What you have to do:
Return the data word for word. Pictures are to be omitted.
(Dataset excerpts)
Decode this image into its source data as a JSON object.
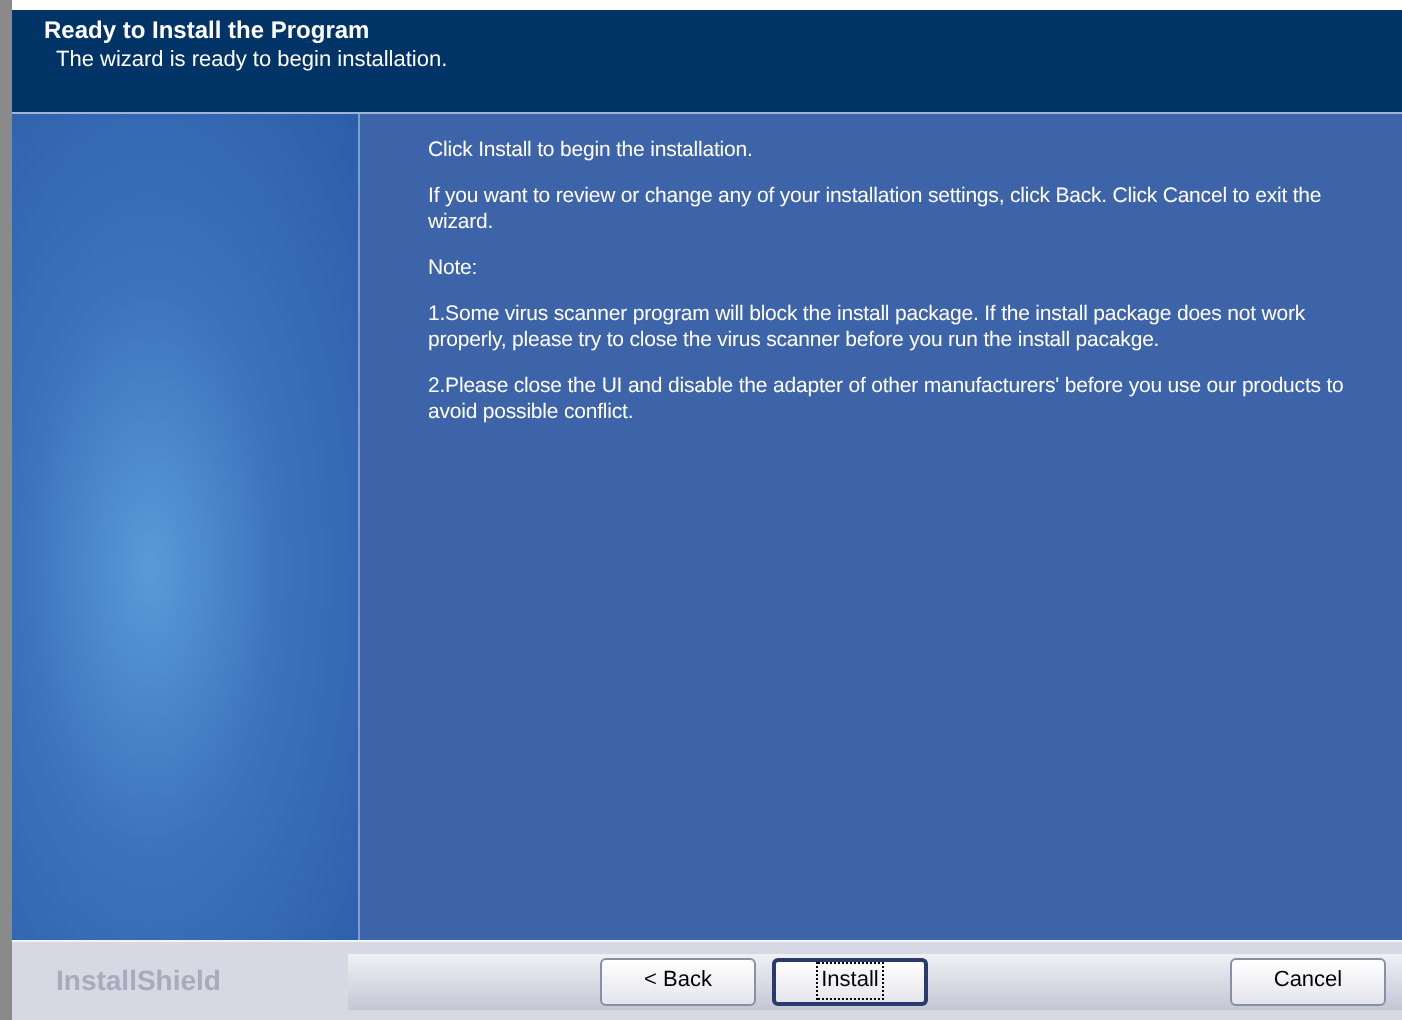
{
  "header": {
    "title": "Ready to Install the Program",
    "subtitle": "The wizard is ready to begin installation."
  },
  "body": {
    "paragraphs": [
      "Click Install to begin the installation.",
      "If you want to review or change any of your installation settings, click Back. Click Cancel to exit the wizard.",
      "Note:",
      "1.Some virus scanner program will block the install package. If the install package does not work properly, please try to close the virus scanner before you run the install pacakge.",
      "2.Please close the UI and disable the adapter of other manufacturers' before you use our products to avoid possible conflict."
    ]
  },
  "footer": {
    "brand": "InstallShield",
    "buttons": [
      {
        "label": "< Back",
        "focused": false
      },
      {
        "label": "Install",
        "focused": true
      },
      {
        "label": "Cancel",
        "focused": false
      }
    ]
  }
}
(End Dataset excerpts)
Exercise result:
Decode this image into its source data as a JSON object.
{
  "header": {
    "title": "Ready to Install the Program",
    "subtitle": "The wizard is ready to begin installation."
  },
  "body": {
    "paragraphs": [
      "Click Install to begin the installation.",
      "If you want to review or change any of your installation settings, click Back. Click Cancel to exit the wizard.",
      "Note:",
      "1.Some virus scanner program will block the install package. If the install package does not work properly, please try to close the virus scanner before you run the install pacakge.",
      "2.Please close the UI and disable the adapter of other manufacturers' before you use our products to avoid possible conflict."
    ]
  },
  "footer": {
    "brand": "InstallShield",
    "buttons": [
      {
        "label": "< Back",
        "focused": false
      },
      {
        "label": "Install",
        "focused": true
      },
      {
        "label": "Cancel",
        "focused": false
      }
    ]
  }
}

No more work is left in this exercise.